GIVEN TASK: Each line from the one containing "What does this" through the end of the listing below must be copied exactly; pictures are excluded.

SUPPLIED RECORDS:
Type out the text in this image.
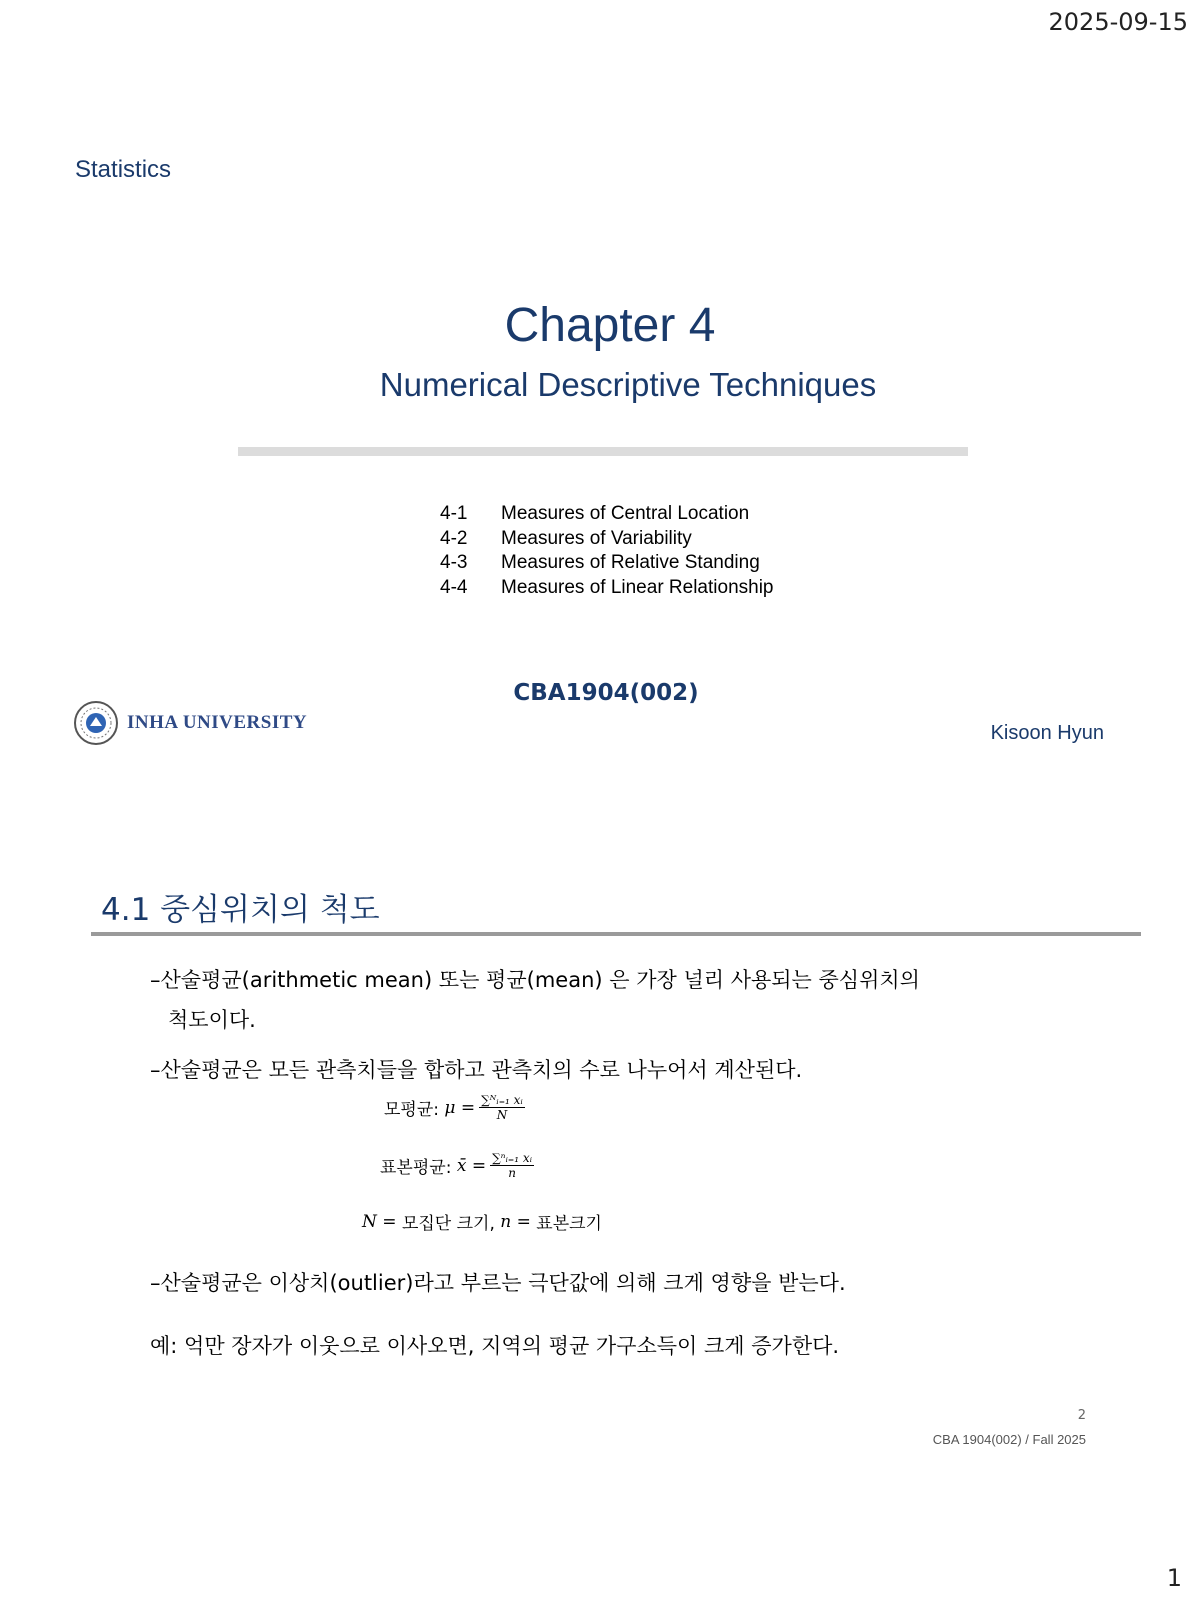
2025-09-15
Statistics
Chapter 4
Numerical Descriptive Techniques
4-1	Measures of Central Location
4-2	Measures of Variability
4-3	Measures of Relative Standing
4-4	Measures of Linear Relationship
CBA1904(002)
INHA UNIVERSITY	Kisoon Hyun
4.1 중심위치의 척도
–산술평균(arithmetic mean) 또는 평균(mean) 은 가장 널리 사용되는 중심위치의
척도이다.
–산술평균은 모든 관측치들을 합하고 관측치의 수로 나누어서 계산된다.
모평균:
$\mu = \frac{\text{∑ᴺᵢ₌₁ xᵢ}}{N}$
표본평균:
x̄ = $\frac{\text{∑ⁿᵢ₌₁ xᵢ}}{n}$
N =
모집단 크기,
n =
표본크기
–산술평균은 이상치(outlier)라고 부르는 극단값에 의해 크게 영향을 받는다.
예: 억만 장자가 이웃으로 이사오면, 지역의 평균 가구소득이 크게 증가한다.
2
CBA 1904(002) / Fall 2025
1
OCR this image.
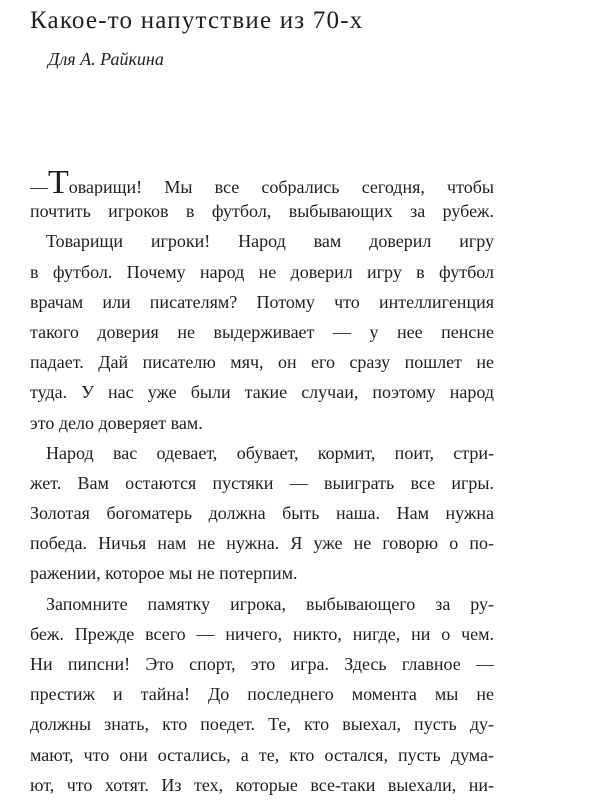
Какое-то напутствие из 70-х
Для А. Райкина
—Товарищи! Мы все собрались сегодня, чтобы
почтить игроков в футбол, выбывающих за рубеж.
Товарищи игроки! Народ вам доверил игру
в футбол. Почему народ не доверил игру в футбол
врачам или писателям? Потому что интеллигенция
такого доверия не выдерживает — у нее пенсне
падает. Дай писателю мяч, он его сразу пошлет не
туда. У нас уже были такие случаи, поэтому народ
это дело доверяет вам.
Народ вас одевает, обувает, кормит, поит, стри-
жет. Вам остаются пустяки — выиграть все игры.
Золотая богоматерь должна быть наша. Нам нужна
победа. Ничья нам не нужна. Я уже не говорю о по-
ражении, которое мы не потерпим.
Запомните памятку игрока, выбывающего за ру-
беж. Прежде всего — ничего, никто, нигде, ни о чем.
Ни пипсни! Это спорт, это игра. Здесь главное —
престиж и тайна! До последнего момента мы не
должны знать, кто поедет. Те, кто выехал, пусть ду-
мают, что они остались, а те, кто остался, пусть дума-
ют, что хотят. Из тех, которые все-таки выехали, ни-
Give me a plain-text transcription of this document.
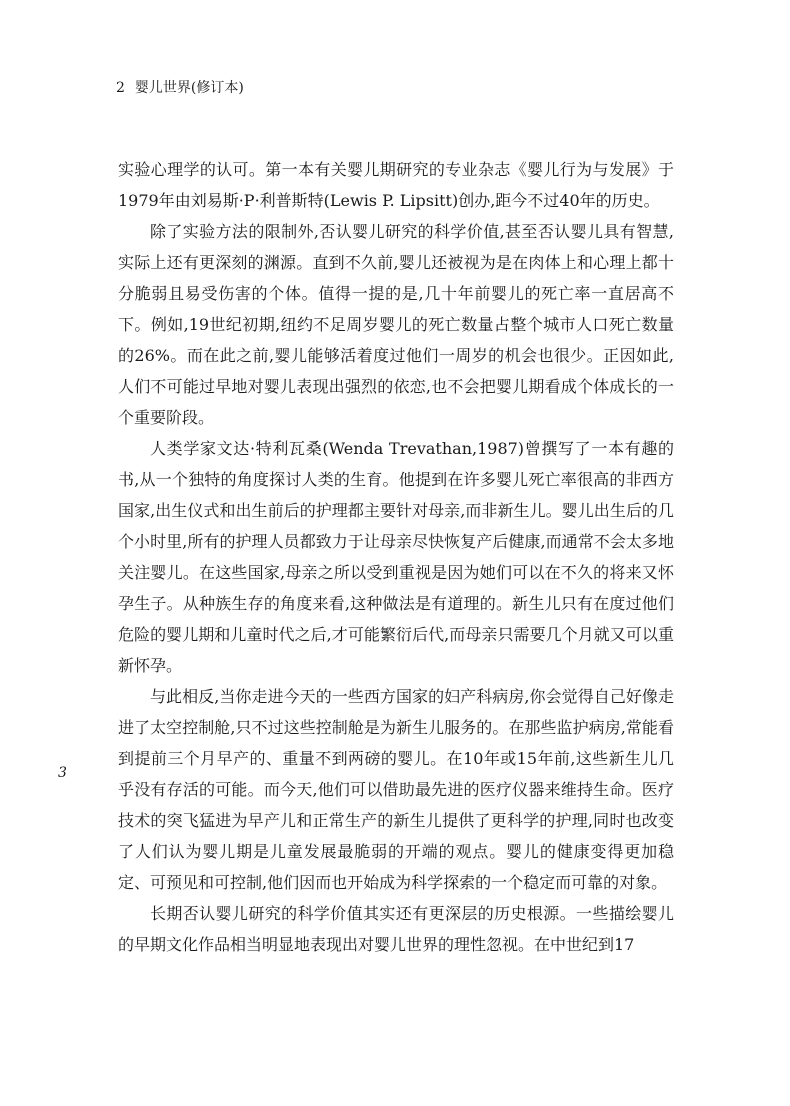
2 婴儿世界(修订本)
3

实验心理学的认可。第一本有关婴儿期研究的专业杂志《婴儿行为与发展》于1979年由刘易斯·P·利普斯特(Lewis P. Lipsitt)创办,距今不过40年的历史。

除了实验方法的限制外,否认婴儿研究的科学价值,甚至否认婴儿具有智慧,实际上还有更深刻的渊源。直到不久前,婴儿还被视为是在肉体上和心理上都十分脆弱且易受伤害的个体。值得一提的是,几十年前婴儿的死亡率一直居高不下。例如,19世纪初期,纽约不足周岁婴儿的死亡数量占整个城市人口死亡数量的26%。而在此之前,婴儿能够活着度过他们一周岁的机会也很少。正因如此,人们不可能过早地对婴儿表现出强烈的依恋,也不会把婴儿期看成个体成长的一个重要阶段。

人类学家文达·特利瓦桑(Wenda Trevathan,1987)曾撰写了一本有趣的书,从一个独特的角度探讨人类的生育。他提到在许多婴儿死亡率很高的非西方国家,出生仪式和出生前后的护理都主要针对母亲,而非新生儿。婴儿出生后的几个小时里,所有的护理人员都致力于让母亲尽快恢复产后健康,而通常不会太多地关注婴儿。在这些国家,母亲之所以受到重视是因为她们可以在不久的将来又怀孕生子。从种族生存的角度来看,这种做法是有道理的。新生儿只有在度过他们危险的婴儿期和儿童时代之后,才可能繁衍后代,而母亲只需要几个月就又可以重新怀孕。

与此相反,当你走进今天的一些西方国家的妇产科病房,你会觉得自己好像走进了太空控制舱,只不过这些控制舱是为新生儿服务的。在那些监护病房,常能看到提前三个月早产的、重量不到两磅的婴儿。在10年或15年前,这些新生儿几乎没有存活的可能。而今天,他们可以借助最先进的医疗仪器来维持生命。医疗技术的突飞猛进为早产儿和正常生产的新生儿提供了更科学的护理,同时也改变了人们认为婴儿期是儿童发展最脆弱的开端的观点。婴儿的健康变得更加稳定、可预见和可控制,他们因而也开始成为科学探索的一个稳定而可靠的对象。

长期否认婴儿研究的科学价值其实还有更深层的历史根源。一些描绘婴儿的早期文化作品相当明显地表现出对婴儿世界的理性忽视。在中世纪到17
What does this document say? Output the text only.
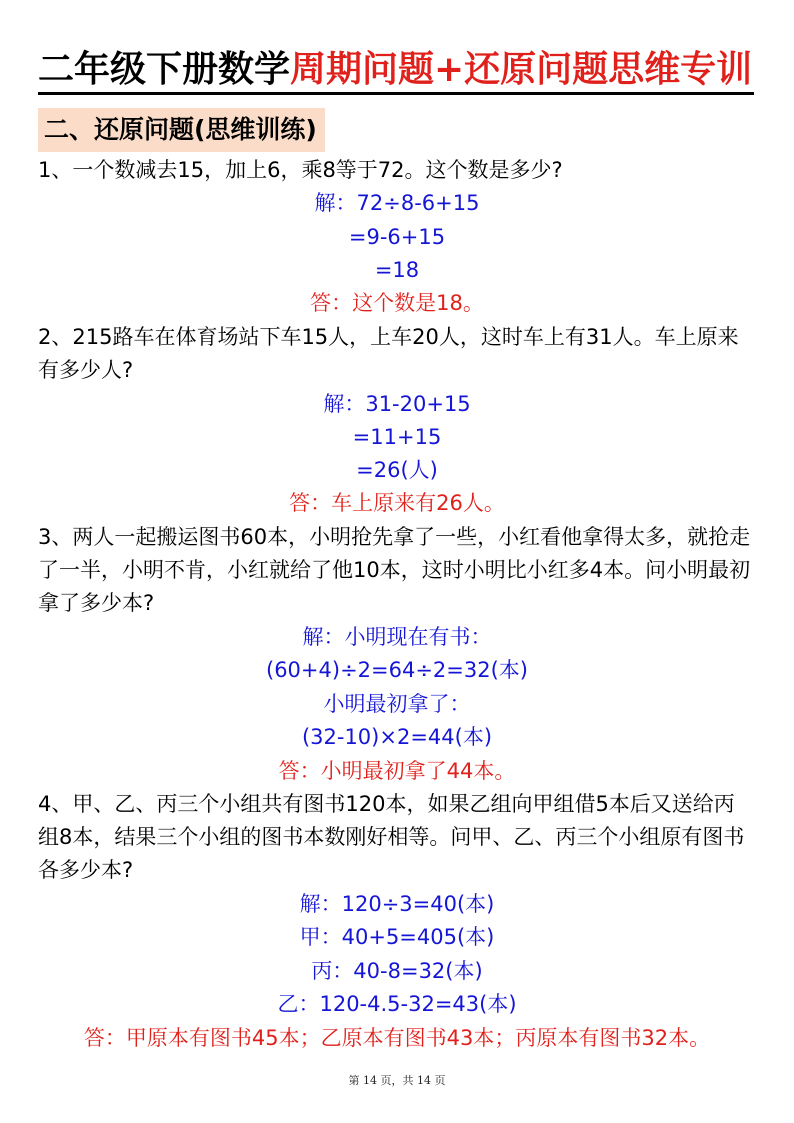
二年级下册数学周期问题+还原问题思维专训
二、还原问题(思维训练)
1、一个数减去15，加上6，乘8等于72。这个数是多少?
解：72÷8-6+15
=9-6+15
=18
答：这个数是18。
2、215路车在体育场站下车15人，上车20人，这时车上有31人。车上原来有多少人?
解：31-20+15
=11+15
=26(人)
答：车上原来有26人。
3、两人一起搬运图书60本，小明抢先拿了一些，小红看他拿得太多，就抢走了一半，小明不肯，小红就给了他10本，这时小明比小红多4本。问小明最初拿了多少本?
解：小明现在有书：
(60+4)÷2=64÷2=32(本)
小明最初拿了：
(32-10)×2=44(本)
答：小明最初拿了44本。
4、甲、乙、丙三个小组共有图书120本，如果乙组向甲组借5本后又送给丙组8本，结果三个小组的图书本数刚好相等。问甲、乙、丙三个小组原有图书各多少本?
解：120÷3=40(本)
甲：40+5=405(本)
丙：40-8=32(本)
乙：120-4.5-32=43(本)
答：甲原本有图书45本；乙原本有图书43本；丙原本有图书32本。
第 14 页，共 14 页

SOLUTION FOR THIS TASK:
What does this document say? Output the text only.
二年级下册数学周期问题+还原问题思维专训
二、还原问题(思维训练)
1、一个数减去15，加上6，乘8等于72。这个数是多少?
解：72÷8-6+15
=9-6+15
=18
答：这个数是18。
2、215路车在体育场站下车15人，上车20人，这时车上有31人。车上原来有多少人?
解：31-20+15
=11+15
=26(人)
答：车上原来有26人。
3、两人一起搬运图书60本，小明抢先拿了一些，小红看他拿得太多，就抢走了一半，小明不肯，小红就给了他10本，这时小明比小红多4本。问小明最初拿了多少本?
解：小明现在有书：
(60+4)÷2=64÷2=32(本)
小明最初拿了：
(32-10)×2=44(本)
答：小明最初拿了44本。
4、甲、乙、丙三个小组共有图书120本，如果乙组向甲组借5本后又送给丙组8本，结果三个小组的图书本数刚好相等。问甲、乙、丙三个小组原有图书各多少本?
解：120÷3=40(本)
甲：40+5=405(本)
丙：40-8=32(本)
乙：120-4.5-32=43(本)
答：甲原本有图书45本；乙原本有图书43本；丙原本有图书32本。
第 14 页，共 14 页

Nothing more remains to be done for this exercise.